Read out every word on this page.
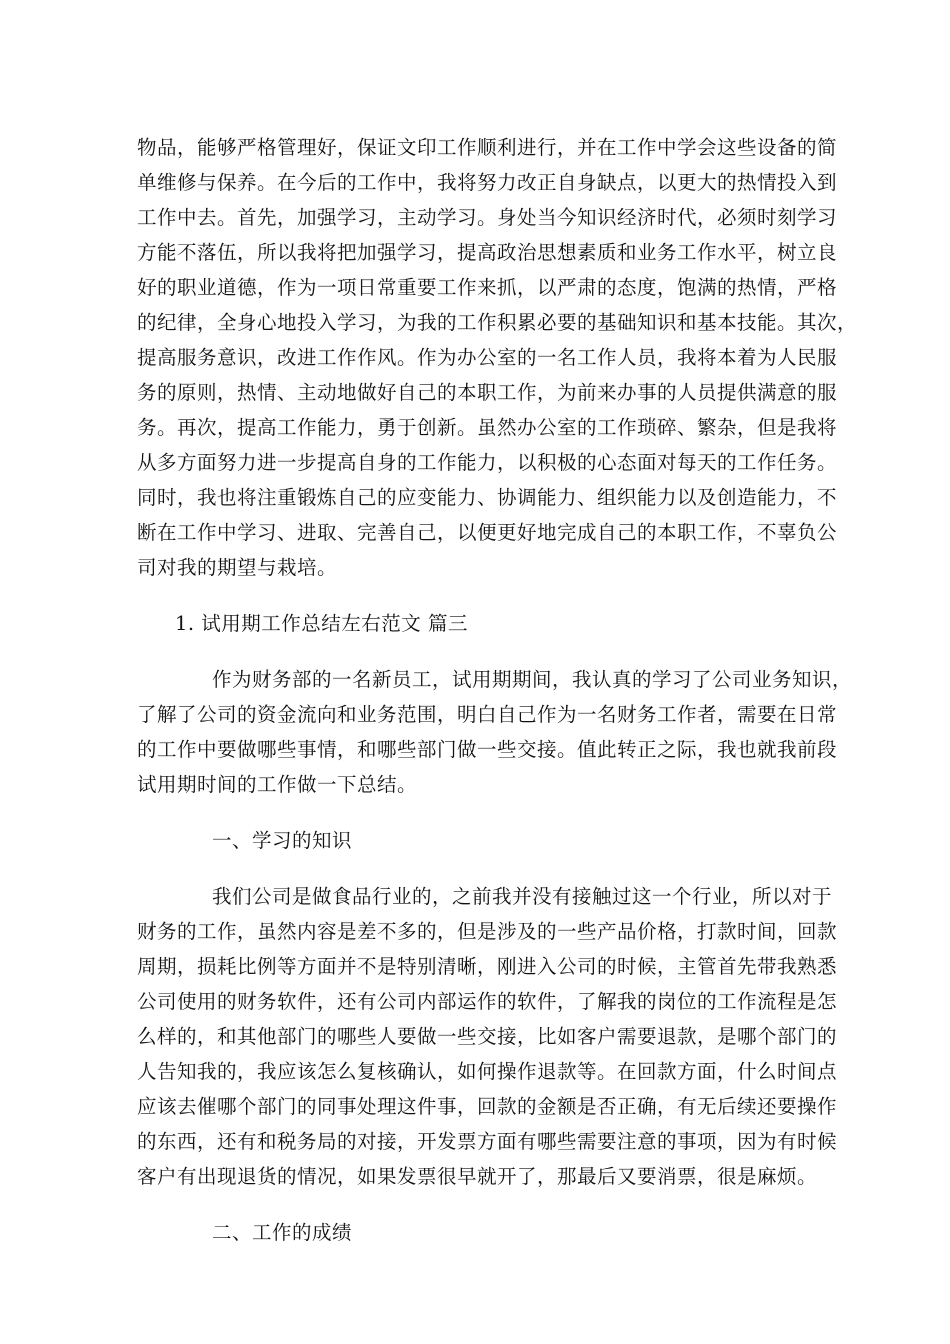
物品，能够严格管理好，保证文印工作顺利进行，并在工作中学会这些设备的简
单维修与保养。在今后的工作中，我将努力改正自身缺点，以更大的热情投入到
工作中去。首先，加强学习，主动学习。身处当今知识经济时代，必须时刻学习
方能不落伍，所以我将把加强学习，提高政治思想素质和业务工作水平，树立良
好的职业道德，作为一项日常重要工作来抓，以严肃的态度，饱满的热情，严格
的纪律，全身心地投入学习，为我的工作积累必要的基础知识和基本技能。其次，
提高服务意识，改进工作作风。作为办公室的一名工作人员，我将本着为人民服
务的原则，热情、主动地做好自己的本职工作，为前来办事的人员提供满意的服
务。再次，提高工作能力，勇于创新。虽然办公室的工作琐碎、繁杂，但是我将
从多方面努力进一步提高自身的工作能力，以积极的心态面对每天的工作任务。
同时，我也将注重锻炼自己的应变能力、协调能力、组织能力以及创造能力，不
断在工作中学习、进取、完善自己，以便更好地完成自己的本职工作，不辜负公
司对我的期望与栽培。
1. 试用期工作总结左右范文 篇三
作为财务部的一名新员工，试用期期间，我认真的学习了公司业务知识，
了解了公司的资金流向和业务范围，明白自己作为一名财务工作者，需要在日常
的工作中要做哪些事情，和哪些部门做一些交接。值此转正之际，我也就我前段
试用期时间的工作做一下总结。
一、学习的知识
我们公司是做食品行业的，之前我并没有接触过这一个行业，所以对于
财务的工作，虽然内容是差不多的，但是涉及的一些产品价格，打款时间，回款
周期，损耗比例等方面并不是特别清晰，刚进入公司的时候，主管首先带我熟悉
公司使用的财务软件，还有公司内部运作的软件，了解我的岗位的工作流程是怎
么样的，和其他部门的哪些人要做一些交接，比如客户需要退款，是哪个部门的
人告知我的，我应该怎么复核确认，如何操作退款等。在回款方面，什么时间点
应该去催哪个部门的同事处理这件事，回款的金额是否正确，有无后续还要操作
的东西，还有和税务局的对接，开发票方面有哪些需要注意的事项，因为有时候
客户有出现退货的情况，如果发票很早就开了，那最后又要消票，很是麻烦。
二、工作的成绩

• What you have to do: Quote the data above in full, leaving out the pictures it holds.

• Solution for this exercise:
Read out every word on this page.
物品，能够严格管理好，保证文印工作顺利进行，并在工作中学会这些设备的简
单维修与保养。在今后的工作中，我将努力改正自身缺点，以更大的热情投入到
工作中去。首先，加强学习，主动学习。身处当今知识经济时代，必须时刻学习
方能不落伍，所以我将把加强学习，提高政治思想素质和业务工作水平，树立良
好的职业道德，作为一项日常重要工作来抓，以严肃的态度，饱满的热情，严格
的纪律，全身心地投入学习，为我的工作积累必要的基础知识和基本技能。其次，
提高服务意识，改进工作作风。作为办公室的一名工作人员，我将本着为人民服
务的原则，热情、主动地做好自己的本职工作，为前来办事的人员提供满意的服
务。再次，提高工作能力，勇于创新。虽然办公室的工作琐碎、繁杂，但是我将
从多方面努力进一步提高自身的工作能力，以积极的心态面对每天的工作任务。
同时，我也将注重锻炼自己的应变能力、协调能力、组织能力以及创造能力，不
断在工作中学习、进取、完善自己，以便更好地完成自己的本职工作，不辜负公
司对我的期望与栽培。
1. 试用期工作总结左右范文 篇三
作为财务部的一名新员工，试用期期间，我认真的学习了公司业务知识，
了解了公司的资金流向和业务范围，明白自己作为一名财务工作者，需要在日常
的工作中要做哪些事情，和哪些部门做一些交接。值此转正之际，我也就我前段
试用期时间的工作做一下总结。
一、学习的知识
我们公司是做食品行业的，之前我并没有接触过这一个行业，所以对于
财务的工作，虽然内容是差不多的，但是涉及的一些产品价格，打款时间，回款
周期，损耗比例等方面并不是特别清晰，刚进入公司的时候，主管首先带我熟悉
公司使用的财务软件，还有公司内部运作的软件，了解我的岗位的工作流程是怎
么样的，和其他部门的哪些人要做一些交接，比如客户需要退款，是哪个部门的
人告知我的，我应该怎么复核确认，如何操作退款等。在回款方面，什么时间点
应该去催哪个部门的同事处理这件事，回款的金额是否正确，有无后续还要操作
的东西，还有和税务局的对接，开发票方面有哪些需要注意的事项，因为有时候
客户有出现退货的情况，如果发票很早就开了，那最后又要消票，很是麻烦。
二、工作的成绩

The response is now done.